MATERIALS PROVIDED:

——

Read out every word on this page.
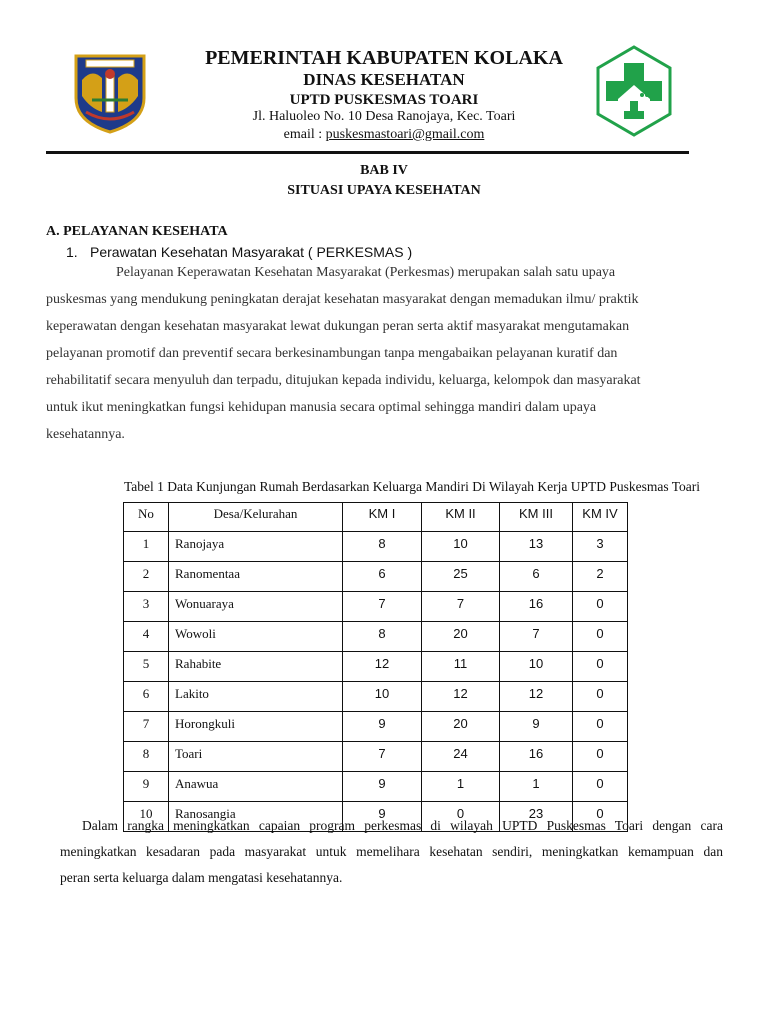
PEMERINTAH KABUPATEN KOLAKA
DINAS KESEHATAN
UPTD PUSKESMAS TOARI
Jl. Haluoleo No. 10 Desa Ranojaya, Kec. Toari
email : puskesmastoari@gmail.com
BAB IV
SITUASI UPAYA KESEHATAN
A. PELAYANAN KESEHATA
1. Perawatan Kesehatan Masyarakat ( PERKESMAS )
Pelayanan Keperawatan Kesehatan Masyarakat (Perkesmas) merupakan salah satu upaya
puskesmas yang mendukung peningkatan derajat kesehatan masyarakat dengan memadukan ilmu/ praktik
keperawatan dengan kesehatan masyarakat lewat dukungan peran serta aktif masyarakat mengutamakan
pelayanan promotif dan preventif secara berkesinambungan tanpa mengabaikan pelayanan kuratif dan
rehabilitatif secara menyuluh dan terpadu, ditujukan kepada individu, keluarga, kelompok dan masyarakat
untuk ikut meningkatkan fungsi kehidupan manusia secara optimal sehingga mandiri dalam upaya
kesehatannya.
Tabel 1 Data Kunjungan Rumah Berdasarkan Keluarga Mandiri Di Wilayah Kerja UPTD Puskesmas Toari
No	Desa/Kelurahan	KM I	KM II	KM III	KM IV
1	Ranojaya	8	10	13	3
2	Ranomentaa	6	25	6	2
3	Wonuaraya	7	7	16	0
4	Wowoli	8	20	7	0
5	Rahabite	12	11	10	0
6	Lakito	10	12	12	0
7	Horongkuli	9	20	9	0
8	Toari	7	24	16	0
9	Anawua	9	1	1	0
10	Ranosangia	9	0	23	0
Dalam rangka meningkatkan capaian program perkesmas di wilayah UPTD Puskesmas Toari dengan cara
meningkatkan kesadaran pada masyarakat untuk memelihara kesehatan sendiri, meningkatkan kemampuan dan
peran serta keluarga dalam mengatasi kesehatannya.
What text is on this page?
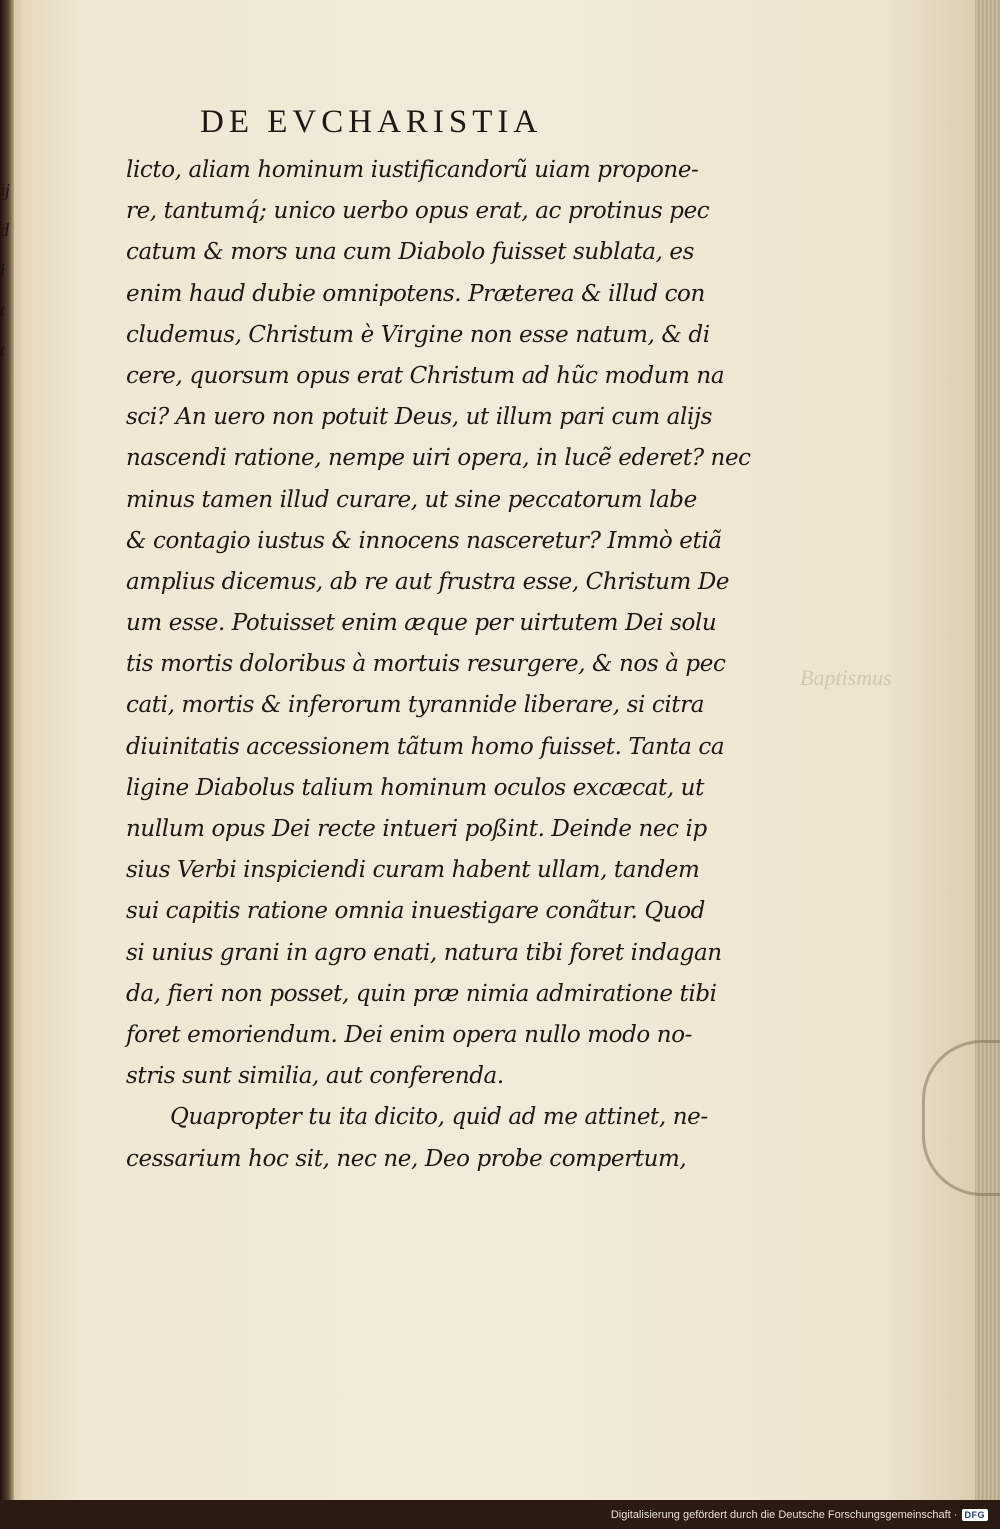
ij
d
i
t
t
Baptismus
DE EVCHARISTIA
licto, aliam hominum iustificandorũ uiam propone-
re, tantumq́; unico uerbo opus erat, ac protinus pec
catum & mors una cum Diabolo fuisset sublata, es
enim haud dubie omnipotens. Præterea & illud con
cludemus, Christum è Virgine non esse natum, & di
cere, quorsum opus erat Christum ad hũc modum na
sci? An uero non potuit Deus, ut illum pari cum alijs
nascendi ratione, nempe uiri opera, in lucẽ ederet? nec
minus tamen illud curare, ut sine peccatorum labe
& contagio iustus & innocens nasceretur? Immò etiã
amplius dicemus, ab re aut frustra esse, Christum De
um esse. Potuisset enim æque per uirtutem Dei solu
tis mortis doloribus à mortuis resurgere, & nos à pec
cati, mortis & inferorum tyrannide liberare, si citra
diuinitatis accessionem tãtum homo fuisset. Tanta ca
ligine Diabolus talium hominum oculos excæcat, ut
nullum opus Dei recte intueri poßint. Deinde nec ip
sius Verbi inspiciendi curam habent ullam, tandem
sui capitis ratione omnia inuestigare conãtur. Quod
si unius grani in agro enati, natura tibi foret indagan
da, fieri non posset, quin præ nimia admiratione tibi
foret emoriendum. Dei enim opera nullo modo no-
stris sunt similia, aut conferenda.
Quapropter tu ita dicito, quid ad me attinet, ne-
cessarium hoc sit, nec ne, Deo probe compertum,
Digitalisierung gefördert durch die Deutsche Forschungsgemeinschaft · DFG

——

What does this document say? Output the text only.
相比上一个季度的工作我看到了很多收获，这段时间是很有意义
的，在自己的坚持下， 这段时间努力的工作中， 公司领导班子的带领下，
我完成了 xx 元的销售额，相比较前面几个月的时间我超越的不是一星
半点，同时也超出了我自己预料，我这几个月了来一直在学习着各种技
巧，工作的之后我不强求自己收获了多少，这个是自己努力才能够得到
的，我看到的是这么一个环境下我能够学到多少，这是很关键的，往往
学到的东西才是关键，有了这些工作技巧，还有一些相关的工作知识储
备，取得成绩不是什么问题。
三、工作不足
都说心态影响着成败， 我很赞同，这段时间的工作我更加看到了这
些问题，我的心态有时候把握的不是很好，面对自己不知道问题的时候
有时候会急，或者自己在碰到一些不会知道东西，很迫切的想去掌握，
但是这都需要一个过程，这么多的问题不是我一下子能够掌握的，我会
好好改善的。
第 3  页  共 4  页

——

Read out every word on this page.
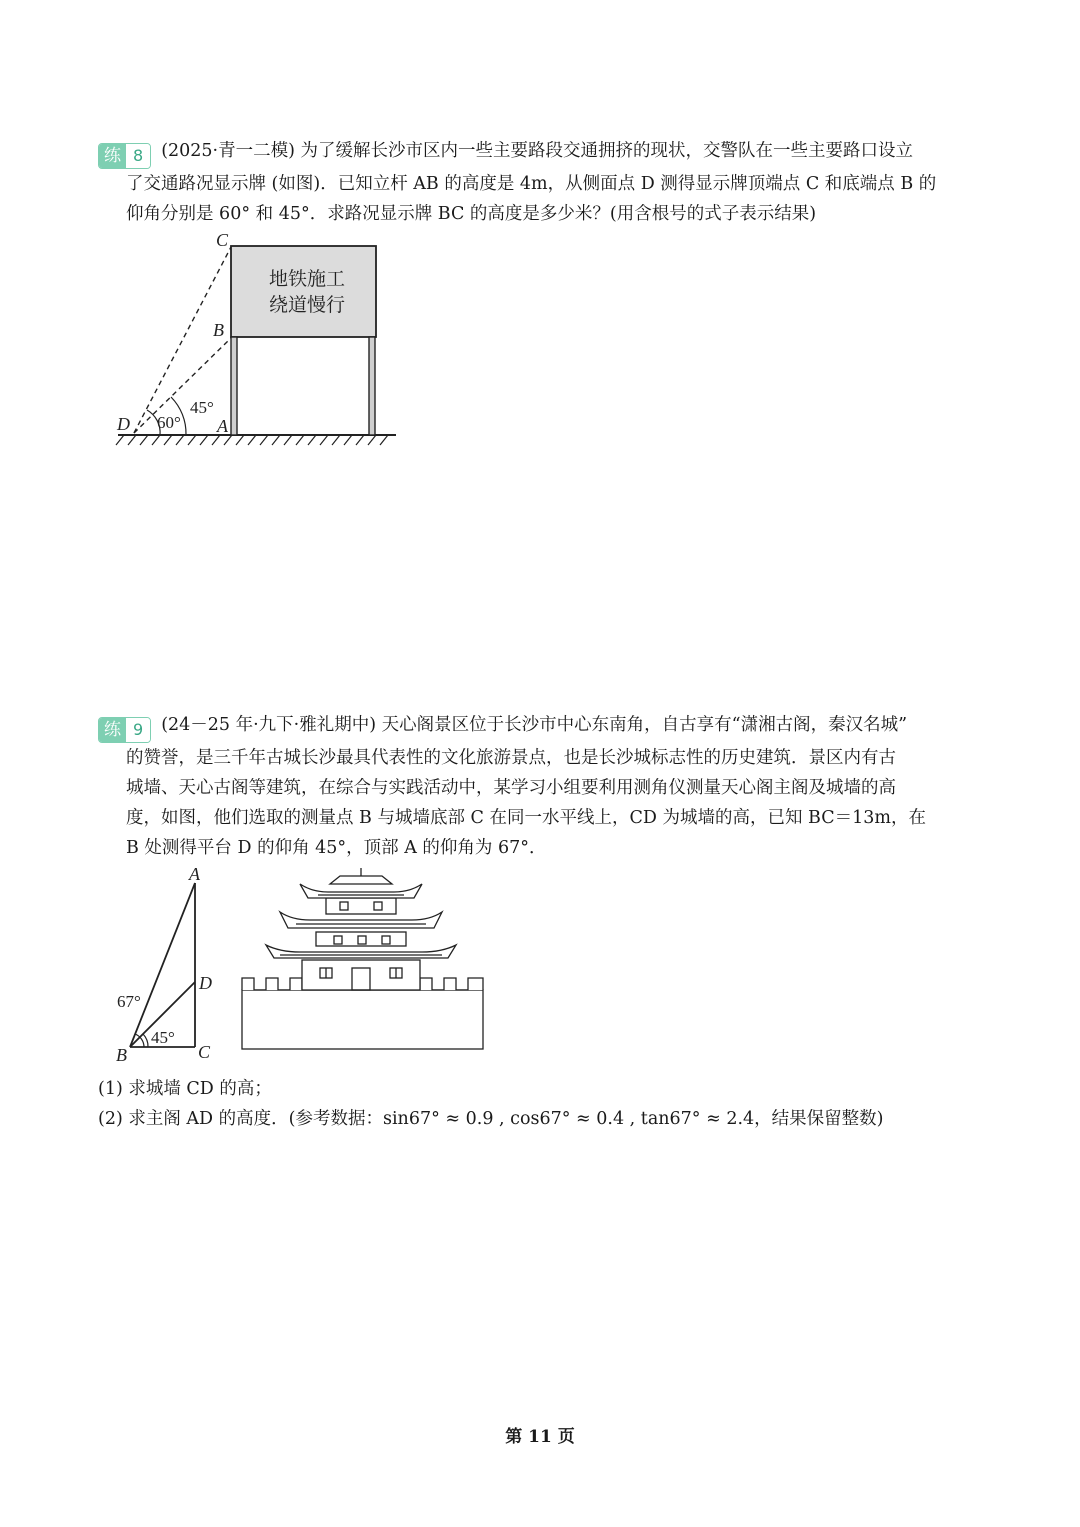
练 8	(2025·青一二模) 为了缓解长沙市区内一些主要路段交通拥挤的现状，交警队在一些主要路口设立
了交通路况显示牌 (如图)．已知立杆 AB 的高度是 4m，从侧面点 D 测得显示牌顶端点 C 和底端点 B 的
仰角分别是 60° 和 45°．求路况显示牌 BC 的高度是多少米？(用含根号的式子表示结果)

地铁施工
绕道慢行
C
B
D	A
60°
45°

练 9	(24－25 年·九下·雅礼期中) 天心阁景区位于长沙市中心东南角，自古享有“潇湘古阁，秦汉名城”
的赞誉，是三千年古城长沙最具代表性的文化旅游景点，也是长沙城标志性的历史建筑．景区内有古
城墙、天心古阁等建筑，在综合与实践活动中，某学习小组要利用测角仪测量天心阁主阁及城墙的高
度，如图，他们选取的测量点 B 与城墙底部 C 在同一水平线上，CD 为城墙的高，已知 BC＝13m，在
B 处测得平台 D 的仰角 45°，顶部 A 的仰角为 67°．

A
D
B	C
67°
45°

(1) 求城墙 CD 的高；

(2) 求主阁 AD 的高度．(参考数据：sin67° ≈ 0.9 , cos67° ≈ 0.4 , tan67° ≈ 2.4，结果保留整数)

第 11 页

——

WORK INSTRUCTIONS:
Read the data above and count the lines that include "Christum". Answer only with the count.

RESULT FOR THIS TASK:
3